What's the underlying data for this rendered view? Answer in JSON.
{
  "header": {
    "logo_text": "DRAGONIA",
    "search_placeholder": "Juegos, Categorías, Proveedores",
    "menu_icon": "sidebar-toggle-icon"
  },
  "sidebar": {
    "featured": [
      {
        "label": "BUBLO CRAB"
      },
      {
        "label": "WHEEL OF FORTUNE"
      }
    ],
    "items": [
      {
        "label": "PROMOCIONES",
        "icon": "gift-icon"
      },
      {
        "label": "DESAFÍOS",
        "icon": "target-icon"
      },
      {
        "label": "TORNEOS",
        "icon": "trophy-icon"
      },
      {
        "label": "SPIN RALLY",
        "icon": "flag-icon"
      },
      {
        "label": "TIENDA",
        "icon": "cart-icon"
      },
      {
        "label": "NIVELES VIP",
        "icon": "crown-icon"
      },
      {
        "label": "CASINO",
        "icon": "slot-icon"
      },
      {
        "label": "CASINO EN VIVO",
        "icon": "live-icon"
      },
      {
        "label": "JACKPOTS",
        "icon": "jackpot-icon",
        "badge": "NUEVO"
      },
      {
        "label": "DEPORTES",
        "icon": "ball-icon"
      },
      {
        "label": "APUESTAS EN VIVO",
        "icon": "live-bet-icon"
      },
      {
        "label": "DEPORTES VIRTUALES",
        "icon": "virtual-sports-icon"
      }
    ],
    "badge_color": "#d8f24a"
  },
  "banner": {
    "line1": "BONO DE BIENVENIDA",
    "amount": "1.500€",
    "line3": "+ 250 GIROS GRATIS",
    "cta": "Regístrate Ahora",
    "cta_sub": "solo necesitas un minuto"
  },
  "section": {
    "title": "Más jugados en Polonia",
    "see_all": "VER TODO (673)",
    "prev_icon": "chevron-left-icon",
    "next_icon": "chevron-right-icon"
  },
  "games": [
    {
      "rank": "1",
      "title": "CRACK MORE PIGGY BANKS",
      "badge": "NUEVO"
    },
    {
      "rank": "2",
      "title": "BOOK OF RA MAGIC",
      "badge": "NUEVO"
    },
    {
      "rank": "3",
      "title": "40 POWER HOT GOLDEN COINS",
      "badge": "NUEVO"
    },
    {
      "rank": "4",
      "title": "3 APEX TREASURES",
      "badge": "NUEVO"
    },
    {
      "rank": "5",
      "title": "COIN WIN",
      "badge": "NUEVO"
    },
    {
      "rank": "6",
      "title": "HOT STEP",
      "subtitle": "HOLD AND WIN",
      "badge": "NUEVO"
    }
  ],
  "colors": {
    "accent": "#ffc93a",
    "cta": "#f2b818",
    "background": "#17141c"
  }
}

######

Repeat the entries shown above, every one, word for word.

= Answer to the problem =
What's the underlying data for this rendered view? Answer in JSON.
{
  "header": {
    "logo_text": "DRAGONIA",
    "search_placeholder": "Juegos, Categorías, Proveedores",
    "menu_icon": "sidebar-toggle-icon"
  },
  "sidebar": {
    "featured": [
      {
        "label": "BUBLO CRAB"
      },
      {
        "label": "WHEEL OF FORTUNE"
      }
    ],
    "items": [
      {
        "label": "PROMOCIONES",
        "icon": "gift-icon"
      },
      {
        "label": "DESAFÍOS",
        "icon": "target-icon"
      },
      {
        "label": "TORNEOS",
        "icon": "trophy-icon"
      },
      {
        "label": "SPIN RALLY",
        "icon": "flag-icon"
      },
      {
        "label": "TIENDA",
        "icon": "cart-icon"
      },
      {
        "label": "NIVELES VIP",
        "icon": "crown-icon"
      },
      {
        "label": "CASINO",
        "icon": "slot-icon"
      },
      {
        "label": "CASINO EN VIVO",
        "icon": "live-icon"
      },
      {
        "label": "JACKPOTS",
        "icon": "jackpot-icon",
        "badge": "NUEVO"
      },
      {
        "label": "DEPORTES",
        "icon": "ball-icon"
      },
      {
        "label": "APUESTAS EN VIVO",
        "icon": "live-bet-icon"
      },
      {
        "label": "DEPORTES VIRTUALES",
        "icon": "virtual-sports-icon"
      }
    ],
    "badge_color": "#d8f24a"
  },
  "banner": {
    "line1": "BONO DE BIENVENIDA",
    "amount": "1.500€",
    "line3": "+ 250 GIROS GRATIS",
    "cta": "Regístrate Ahora",
    "cta_sub": "solo necesitas un minuto"
  },
  "section": {
    "title": "Más jugados en Polonia",
    "see_all": "VER TODO (673)",
    "prev_icon": "chevron-left-icon",
    "next_icon": "chevron-right-icon"
  },
  "games": [
    {
      "rank": "1",
      "title": "CRACK MORE PIGGY BANKS",
      "badge": "NUEVO"
    },
    {
      "rank": "2",
      "title": "BOOK OF RA MAGIC",
      "badge": "NUEVO"
    },
    {
      "rank": "3",
      "title": "40 POWER HOT GOLDEN COINS",
      "badge": "NUEVO"
    },
    {
      "rank": "4",
      "title": "3 APEX TREASURES",
      "badge": "NUEVO"
    },
    {
      "rank": "5",
      "title": "COIN WIN",
      "badge": "NUEVO"
    },
    {
      "rank": "6",
      "title": "HOT STEP",
      "subtitle": "HOLD AND WIN",
      "badge": "NUEVO"
    }
  ],
  "colors": {
    "accent": "#ffc93a",
    "cta": "#f2b818",
    "background": "#17141c"
  }
}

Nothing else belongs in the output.